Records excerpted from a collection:
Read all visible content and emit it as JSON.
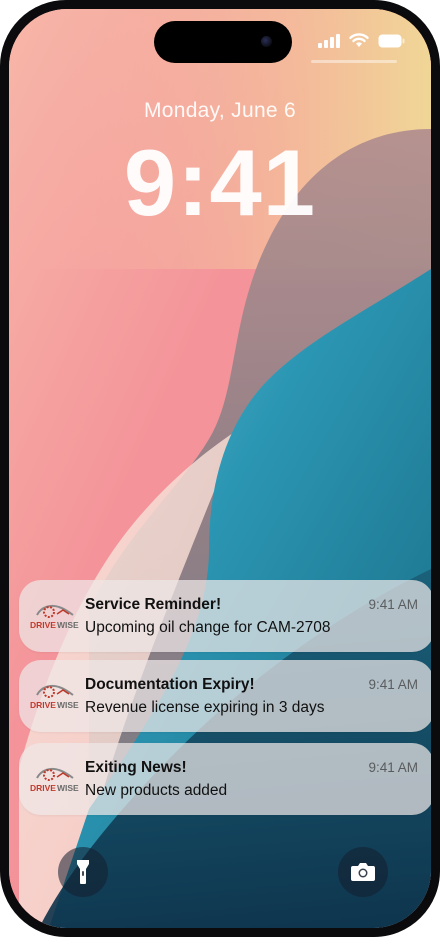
{
  "lockscreen": {
    "date": "Monday, June 6",
    "time": "9:41"
  },
  "status_bar": {
    "icons": [
      "cellular-signal-icon",
      "wifi-icon",
      "battery-icon"
    ]
  },
  "notifications": [
    {
      "app_logo": "drivewise-logo",
      "app_logo_text": "DRIVEWISE",
      "title": "Service Reminder!",
      "body": "Upcoming oil change for CAM-2708",
      "time": "9:41 AM"
    },
    {
      "app_logo": "drivewise-logo",
      "app_logo_text": "DRIVEWISE",
      "title": "Documentation Expiry!",
      "body": "Revenue license expiring in 3 days",
      "time": "9:41 AM"
    },
    {
      "app_logo": "drivewise-logo",
      "app_logo_text": "DRIVEWISE",
      "title": "Exiting News!",
      "body": "New products added",
      "time": "9:41 AM"
    }
  ],
  "quick_actions": {
    "left": "flashlight-icon",
    "right": "camera-icon"
  },
  "colors": {
    "logo_red": "#c0392b",
    "logo_gray": "#6b6b6b",
    "wallpaper_teal": "#1d7c95",
    "wallpaper_navy": "#0f3853"
  }
}
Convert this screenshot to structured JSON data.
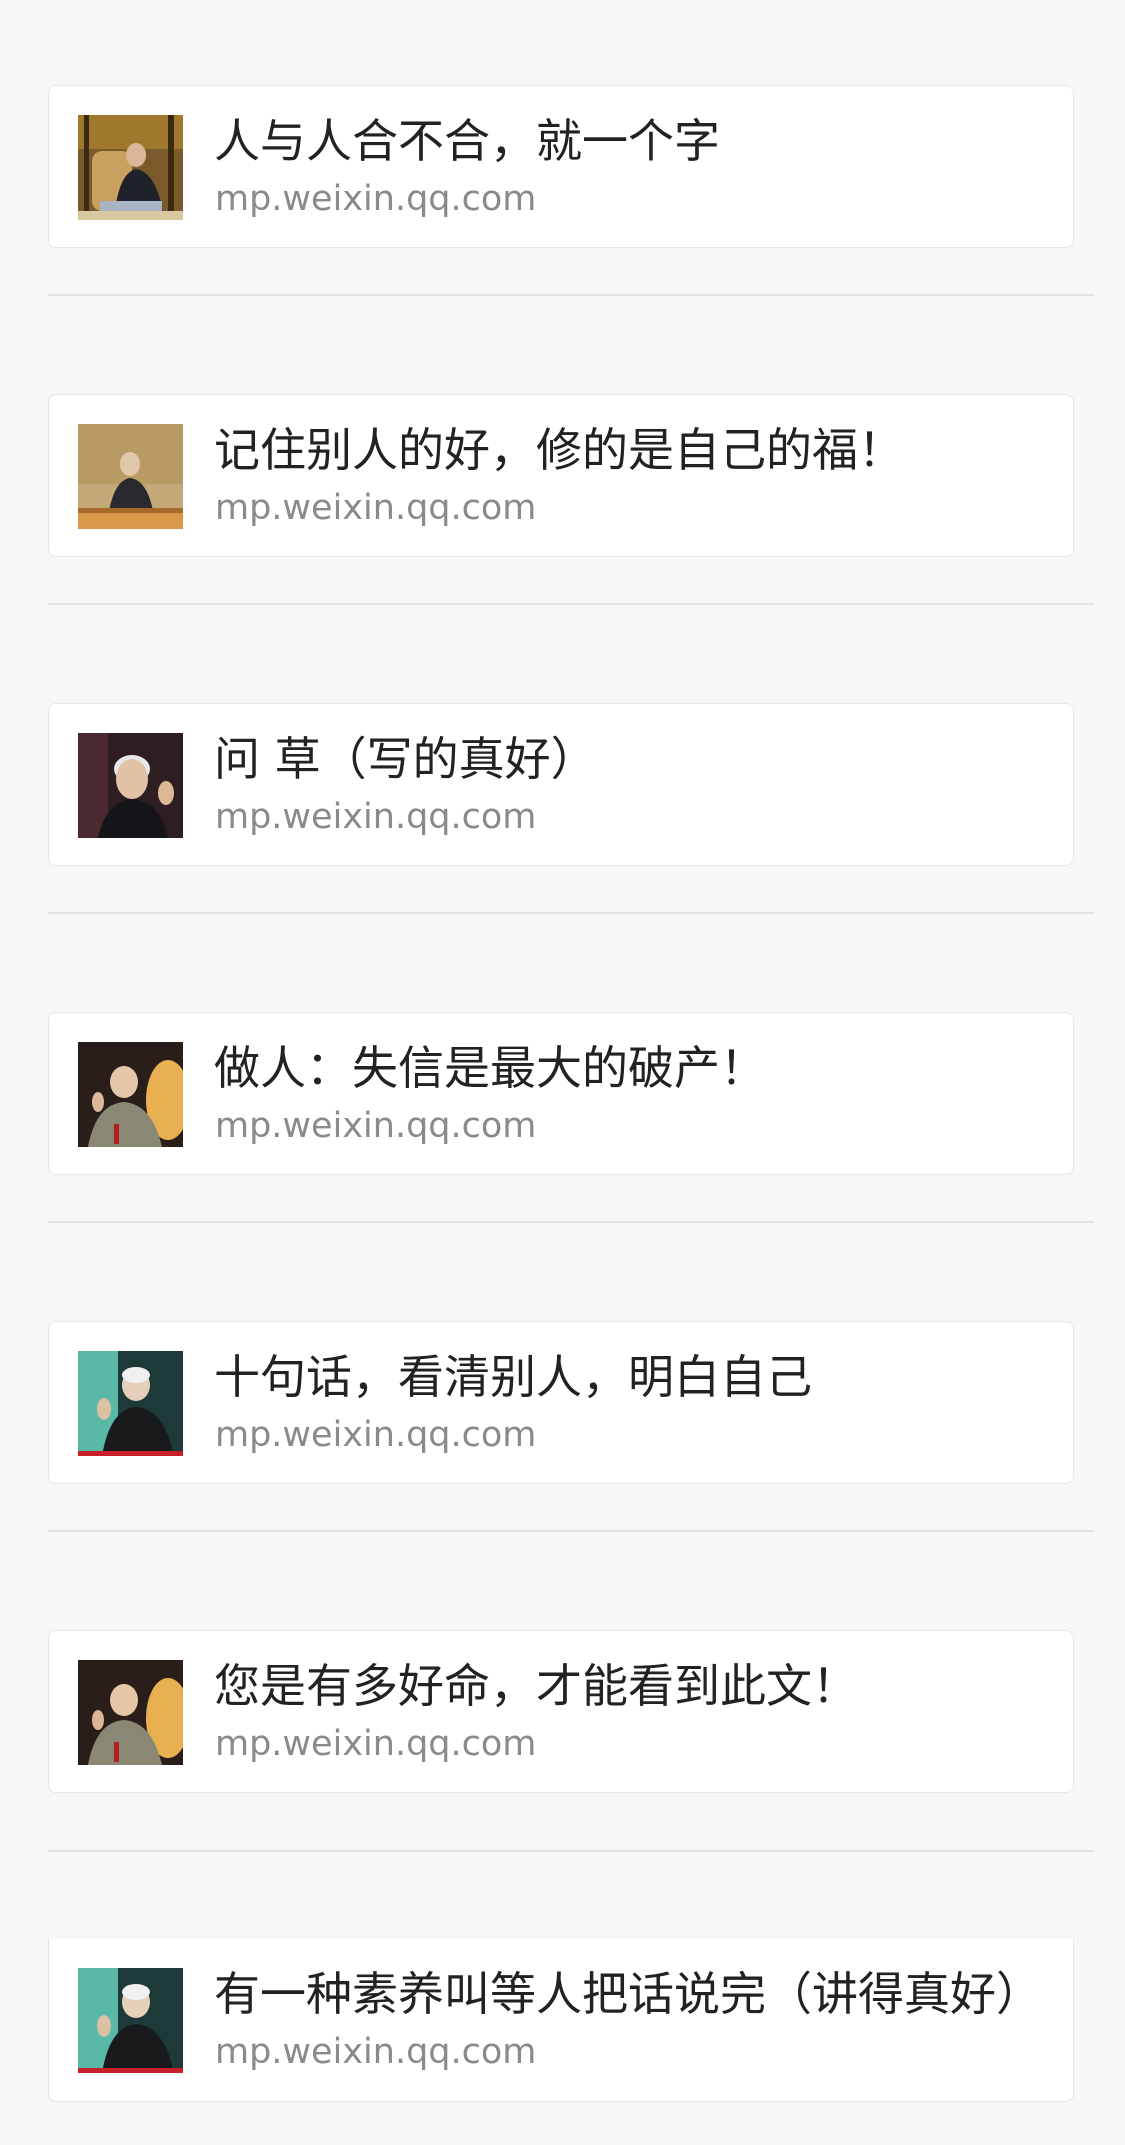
{
  "articles": [
    {
      "title": "人与人合不合，就一个字",
      "source": "mp.weixin.qq.com",
      "thumb": "elder-seated-in-armchair-photo"
    },
    {
      "title": "记住别人的好，修的是自己的福！",
      "source": "mp.weixin.qq.com",
      "thumb": "elder-seated-at-desk-photo"
    },
    {
      "title": "问 草（写的真好）",
      "source": "mp.weixin.qq.com",
      "thumb": "elder-portrait-gesturing-photo"
    },
    {
      "title": "做人：失信是最大的破产！",
      "source": "mp.weixin.qq.com",
      "thumb": "elder-speaking-at-podium-photo"
    },
    {
      "title": "十句话，看清别人，明白自己",
      "source": "mp.weixin.qq.com",
      "thumb": "elder-speaking-with-microphone-photo"
    },
    {
      "title": "您是有多好命，才能看到此文！",
      "source": "mp.weixin.qq.com",
      "thumb": "elder-speaking-at-podium-photo"
    },
    {
      "title": "有一种素养叫等人把话说完（讲得真好）",
      "source": "mp.weixin.qq.com",
      "thumb": "elder-speaking-with-microphone-photo"
    }
  ],
  "colors": {
    "page_background": "#f7f7f7",
    "card_background": "#ffffff",
    "title_text": "#222222",
    "source_text": "#8a8a8a",
    "divider": "#e3e3e3"
  }
}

### Exercise instructions:
Copy the material above in full and exactly, skipping pictures.

### Task response:
Read all visible content and emit it as JSON.
{
  "lockscreen": {
    "date": "Monday, June 6",
    "time": "9:41"
  },
  "status_bar": {
    "icons": [
      "cellular-signal-icon",
      "wifi-icon",
      "battery-icon"
    ]
  },
  "notifications": [
    {
      "app_logo": "drivewise-logo",
      "app_logo_text": "DRIVEWISE",
      "title": "Service Reminder!",
      "body": "Upcoming oil change for CAM-2708",
      "time": "9:41 AM"
    },
    {
      "app_logo": "drivewise-logo",
      "app_logo_text": "DRIVEWISE",
      "title": "Documentation Expiry!",
      "body": "Revenue license expiring in 3 days",
      "time": "9:41 AM"
    },
    {
      "app_logo": "drivewise-logo",
      "app_logo_text": "DRIVEWISE",
      "title": "Exiting News!",
      "body": "New products added",
      "time": "9:41 AM"
    }
  ],
  "quick_actions": {
    "left": "flashlight-icon",
    "right": "camera-icon"
  },
  "colors": {
    "logo_red": "#c0392b",
    "logo_gray": "#6b6b6b",
    "wallpaper_teal": "#1d7c95",
    "wallpaper_navy": "#0f3853"
  }
}
Convert this screenshot to structured JSON data.
{
  "articles": [
    {
      "title": "人与人合不合，就一个字",
      "source": "mp.weixin.qq.com",
      "thumb": "elder-seated-in-armchair-photo"
    },
    {
      "title": "记住别人的好，修的是自己的福！",
      "source": "mp.weixin.qq.com",
      "thumb": "elder-seated-at-desk-photo"
    },
    {
      "title": "问 草（写的真好）",
      "source": "mp.weixin.qq.com",
      "thumb": "elder-portrait-gesturing-photo"
    },
    {
      "title": "做人：失信是最大的破产！",
      "source": "mp.weixin.qq.com",
      "thumb": "elder-speaking-at-podium-photo"
    },
    {
      "title": "十句话，看清别人，明白自己",
      "source": "mp.weixin.qq.com",
      "thumb": "elder-speaking-with-microphone-photo"
    },
    {
      "title": "您是有多好命，才能看到此文！",
      "source": "mp.weixin.qq.com",
      "thumb": "elder-speaking-at-podium-photo"
    },
    {
      "title": "有一种素养叫等人把话说完（讲得真好）",
      "source": "mp.weixin.qq.com",
      "thumb": "elder-speaking-with-microphone-photo"
    }
  ],
  "colors": {
    "page_background": "#f7f7f7",
    "card_background": "#ffffff",
    "title_text": "#222222",
    "source_text": "#8a8a8a",
    "divider": "#e3e3e3"
  }
}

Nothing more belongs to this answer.